# Task statement
Locate all lines with the word "xlabel" and copy them out.

# Data for this exercise

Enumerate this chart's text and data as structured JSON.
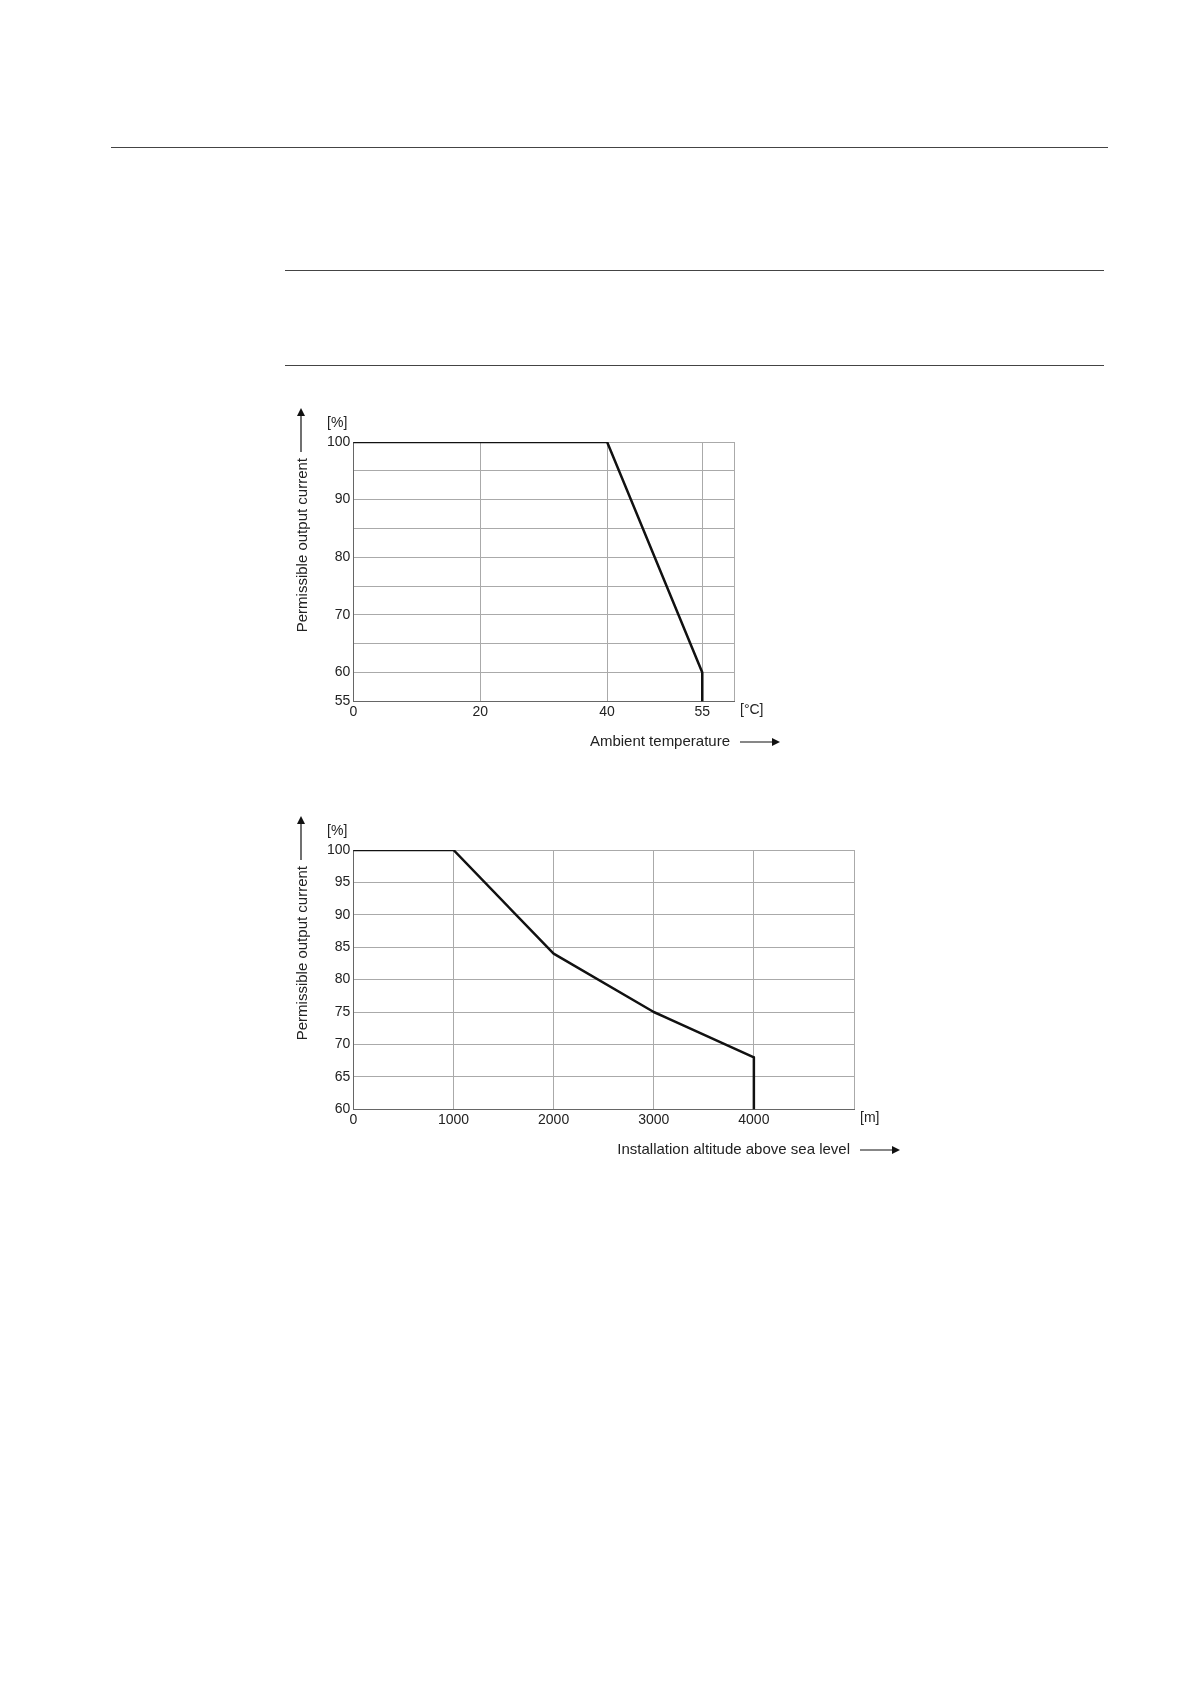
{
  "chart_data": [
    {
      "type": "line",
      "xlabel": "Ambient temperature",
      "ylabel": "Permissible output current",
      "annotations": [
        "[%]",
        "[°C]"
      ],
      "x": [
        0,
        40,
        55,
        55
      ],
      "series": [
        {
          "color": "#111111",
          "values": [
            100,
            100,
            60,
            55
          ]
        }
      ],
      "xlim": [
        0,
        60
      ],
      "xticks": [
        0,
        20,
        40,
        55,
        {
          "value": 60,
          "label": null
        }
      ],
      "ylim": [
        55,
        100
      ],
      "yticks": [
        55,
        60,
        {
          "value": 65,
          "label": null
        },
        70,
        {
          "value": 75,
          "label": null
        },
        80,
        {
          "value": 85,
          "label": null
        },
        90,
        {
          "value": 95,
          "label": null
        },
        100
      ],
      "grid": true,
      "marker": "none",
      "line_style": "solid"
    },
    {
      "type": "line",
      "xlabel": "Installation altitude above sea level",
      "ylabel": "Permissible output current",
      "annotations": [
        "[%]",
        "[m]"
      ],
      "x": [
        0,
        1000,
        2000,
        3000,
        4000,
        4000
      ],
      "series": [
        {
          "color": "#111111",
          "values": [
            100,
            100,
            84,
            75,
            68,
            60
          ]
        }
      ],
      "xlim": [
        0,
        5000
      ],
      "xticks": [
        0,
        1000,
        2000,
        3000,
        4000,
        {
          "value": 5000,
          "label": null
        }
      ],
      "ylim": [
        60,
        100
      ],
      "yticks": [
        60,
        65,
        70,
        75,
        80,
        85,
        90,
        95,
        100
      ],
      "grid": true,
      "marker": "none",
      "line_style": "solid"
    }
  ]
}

--

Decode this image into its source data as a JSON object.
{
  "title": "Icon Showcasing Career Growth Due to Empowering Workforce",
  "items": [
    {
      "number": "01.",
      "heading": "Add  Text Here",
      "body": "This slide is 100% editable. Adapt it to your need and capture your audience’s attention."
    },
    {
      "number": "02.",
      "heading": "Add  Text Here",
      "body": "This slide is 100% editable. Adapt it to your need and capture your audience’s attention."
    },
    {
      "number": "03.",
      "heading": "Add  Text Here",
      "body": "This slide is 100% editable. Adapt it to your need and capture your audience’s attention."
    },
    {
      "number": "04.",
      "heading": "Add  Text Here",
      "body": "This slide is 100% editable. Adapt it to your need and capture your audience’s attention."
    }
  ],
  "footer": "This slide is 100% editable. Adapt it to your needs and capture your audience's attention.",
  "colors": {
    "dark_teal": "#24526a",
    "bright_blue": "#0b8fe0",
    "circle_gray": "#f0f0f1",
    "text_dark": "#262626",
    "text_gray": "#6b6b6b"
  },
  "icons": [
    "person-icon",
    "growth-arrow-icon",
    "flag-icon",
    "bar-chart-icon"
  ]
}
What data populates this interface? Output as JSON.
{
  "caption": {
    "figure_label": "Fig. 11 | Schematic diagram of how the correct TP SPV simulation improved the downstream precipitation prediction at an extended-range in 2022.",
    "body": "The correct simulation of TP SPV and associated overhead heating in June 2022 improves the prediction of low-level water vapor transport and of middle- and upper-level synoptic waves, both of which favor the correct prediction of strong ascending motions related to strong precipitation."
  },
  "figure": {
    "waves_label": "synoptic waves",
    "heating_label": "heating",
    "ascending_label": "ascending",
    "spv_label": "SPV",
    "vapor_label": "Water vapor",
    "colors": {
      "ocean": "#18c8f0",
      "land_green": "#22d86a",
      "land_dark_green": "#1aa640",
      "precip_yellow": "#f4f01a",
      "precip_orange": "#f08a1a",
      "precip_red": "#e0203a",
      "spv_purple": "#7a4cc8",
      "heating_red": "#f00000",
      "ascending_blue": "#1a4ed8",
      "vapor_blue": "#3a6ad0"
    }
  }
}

# Full solution
      "xlabel": "Ambient temperature",
      "xlabel": "Installation altitude above sea level",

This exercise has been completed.